-- Begin Extracted material --

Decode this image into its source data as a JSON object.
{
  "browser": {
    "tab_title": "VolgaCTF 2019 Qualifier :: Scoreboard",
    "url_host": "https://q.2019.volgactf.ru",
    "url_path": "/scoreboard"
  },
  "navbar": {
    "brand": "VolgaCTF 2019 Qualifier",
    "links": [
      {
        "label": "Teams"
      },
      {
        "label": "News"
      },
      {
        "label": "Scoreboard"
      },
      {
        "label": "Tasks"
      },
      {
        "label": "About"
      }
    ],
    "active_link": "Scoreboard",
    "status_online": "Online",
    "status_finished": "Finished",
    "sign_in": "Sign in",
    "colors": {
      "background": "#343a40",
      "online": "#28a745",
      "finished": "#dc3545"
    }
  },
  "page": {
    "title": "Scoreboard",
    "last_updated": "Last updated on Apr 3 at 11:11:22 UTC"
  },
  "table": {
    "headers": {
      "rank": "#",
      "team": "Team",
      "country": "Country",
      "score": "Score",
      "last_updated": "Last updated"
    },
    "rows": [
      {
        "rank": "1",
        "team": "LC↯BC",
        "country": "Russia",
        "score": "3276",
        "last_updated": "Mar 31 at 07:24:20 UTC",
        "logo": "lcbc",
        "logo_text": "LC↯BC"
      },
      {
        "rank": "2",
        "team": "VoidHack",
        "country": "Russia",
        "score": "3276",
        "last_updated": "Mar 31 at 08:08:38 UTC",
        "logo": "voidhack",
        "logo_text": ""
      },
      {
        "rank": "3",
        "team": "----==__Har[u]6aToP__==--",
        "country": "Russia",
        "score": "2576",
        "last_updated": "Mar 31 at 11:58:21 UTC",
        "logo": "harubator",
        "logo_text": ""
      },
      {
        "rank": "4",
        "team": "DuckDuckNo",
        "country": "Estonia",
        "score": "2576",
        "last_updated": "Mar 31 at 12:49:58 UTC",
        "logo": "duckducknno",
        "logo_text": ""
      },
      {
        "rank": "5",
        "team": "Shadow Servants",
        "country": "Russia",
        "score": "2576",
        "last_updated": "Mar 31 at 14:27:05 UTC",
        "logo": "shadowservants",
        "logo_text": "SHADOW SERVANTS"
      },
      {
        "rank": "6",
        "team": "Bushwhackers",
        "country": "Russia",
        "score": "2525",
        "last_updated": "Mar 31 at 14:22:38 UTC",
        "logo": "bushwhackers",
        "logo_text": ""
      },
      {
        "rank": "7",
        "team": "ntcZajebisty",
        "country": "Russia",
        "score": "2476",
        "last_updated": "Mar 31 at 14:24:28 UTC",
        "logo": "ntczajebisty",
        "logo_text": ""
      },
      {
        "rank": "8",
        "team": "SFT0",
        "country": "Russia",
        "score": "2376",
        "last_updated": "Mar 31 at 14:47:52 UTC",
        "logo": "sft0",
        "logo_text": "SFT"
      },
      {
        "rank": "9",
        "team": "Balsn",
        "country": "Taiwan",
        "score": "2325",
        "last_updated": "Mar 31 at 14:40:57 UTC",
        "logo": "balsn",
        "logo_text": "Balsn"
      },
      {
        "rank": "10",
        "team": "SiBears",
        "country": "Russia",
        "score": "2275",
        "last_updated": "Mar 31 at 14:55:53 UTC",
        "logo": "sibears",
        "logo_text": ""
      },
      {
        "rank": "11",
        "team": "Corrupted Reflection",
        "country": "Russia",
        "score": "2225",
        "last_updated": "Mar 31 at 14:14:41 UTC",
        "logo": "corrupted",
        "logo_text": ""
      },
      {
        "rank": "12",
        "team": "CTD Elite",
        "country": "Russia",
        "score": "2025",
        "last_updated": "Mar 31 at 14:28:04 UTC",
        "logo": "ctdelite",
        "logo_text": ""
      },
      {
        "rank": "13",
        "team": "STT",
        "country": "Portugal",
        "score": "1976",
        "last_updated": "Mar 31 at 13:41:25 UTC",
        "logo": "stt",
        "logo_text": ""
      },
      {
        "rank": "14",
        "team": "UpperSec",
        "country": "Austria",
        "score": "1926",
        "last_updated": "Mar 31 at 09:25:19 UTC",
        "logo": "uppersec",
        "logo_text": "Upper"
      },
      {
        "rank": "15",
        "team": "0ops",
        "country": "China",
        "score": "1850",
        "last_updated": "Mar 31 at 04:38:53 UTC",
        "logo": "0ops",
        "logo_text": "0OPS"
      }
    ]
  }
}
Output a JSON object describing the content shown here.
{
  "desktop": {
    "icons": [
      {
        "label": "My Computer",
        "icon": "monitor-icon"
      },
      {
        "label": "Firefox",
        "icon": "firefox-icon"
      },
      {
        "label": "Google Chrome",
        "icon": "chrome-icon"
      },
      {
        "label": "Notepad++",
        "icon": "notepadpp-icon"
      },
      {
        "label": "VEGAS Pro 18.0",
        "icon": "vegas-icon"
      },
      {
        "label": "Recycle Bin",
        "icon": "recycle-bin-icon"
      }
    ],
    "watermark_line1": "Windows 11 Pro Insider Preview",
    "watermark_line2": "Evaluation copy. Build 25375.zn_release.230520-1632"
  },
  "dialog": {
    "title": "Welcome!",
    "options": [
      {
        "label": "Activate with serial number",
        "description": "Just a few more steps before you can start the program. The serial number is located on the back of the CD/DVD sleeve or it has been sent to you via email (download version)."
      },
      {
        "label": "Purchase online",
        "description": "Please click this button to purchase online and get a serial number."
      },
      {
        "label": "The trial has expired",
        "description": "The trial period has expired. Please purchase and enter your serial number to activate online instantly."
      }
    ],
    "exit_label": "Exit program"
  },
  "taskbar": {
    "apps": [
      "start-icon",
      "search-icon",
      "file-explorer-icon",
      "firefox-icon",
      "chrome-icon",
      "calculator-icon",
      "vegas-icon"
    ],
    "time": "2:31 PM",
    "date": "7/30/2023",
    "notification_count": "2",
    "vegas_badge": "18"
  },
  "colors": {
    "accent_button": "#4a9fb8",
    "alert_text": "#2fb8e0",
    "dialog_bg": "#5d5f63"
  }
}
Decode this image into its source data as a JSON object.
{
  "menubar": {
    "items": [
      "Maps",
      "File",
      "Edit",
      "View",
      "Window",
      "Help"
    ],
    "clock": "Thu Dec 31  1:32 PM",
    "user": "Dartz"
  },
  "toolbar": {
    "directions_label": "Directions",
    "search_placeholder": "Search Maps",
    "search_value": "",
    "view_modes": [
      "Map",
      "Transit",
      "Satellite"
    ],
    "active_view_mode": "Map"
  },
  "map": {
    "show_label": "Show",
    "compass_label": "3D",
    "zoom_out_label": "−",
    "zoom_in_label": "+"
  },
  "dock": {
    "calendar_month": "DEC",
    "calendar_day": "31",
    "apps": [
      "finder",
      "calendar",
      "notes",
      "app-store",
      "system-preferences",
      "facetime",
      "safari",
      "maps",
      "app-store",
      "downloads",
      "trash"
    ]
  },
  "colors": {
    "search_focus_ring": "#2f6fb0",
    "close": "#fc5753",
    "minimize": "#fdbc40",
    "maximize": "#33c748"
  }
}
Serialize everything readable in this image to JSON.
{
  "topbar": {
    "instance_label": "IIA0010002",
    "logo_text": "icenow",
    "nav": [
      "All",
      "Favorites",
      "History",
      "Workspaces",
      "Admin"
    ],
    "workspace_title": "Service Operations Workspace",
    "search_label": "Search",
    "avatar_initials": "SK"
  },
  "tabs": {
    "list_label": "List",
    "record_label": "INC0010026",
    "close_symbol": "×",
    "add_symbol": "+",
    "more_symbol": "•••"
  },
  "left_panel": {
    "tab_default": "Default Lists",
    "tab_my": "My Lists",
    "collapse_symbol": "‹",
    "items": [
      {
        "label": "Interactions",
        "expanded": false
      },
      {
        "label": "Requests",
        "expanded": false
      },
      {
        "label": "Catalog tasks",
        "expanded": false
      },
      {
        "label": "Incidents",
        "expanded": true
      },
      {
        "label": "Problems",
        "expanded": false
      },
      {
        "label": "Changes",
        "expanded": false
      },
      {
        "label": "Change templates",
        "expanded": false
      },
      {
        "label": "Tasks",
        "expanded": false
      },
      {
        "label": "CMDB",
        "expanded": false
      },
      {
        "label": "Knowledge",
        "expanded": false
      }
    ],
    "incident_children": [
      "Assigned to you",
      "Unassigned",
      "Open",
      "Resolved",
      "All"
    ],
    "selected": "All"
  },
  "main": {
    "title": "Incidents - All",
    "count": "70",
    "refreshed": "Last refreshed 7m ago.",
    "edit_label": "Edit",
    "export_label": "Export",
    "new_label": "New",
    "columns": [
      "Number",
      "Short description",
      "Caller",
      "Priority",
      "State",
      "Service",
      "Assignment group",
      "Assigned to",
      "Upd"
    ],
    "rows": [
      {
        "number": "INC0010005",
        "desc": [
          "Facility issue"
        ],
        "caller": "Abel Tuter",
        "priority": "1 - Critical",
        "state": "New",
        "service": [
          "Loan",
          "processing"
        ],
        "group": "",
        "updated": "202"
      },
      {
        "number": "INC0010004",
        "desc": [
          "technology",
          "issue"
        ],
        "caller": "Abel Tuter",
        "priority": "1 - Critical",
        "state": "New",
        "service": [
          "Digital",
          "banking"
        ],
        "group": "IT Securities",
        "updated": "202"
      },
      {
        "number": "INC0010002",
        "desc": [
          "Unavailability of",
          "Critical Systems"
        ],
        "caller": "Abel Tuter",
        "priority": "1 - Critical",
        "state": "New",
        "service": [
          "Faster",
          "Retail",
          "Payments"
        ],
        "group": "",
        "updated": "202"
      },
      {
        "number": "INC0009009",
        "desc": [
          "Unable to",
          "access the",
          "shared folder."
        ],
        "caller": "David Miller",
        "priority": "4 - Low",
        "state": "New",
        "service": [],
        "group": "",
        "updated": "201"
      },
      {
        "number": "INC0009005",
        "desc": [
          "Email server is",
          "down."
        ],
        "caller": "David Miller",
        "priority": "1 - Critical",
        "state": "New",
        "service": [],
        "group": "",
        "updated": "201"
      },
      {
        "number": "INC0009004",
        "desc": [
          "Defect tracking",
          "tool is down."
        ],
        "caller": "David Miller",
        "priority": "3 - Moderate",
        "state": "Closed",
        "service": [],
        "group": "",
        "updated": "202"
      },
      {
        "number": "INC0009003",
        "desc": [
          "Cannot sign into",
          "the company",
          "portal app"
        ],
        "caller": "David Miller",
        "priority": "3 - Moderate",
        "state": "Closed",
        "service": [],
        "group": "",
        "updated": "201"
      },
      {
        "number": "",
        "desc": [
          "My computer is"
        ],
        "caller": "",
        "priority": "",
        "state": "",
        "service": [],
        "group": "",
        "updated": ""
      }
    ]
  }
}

-- End Extracted material --

# What this task involves:
Track down every line with the word "Please" and copy it.

# The solution:
        "description": "Please click this button to purchase online and get a serial number."
        "description": "The trial period has expired. Please purchase and enter your serial number to activate online instantly."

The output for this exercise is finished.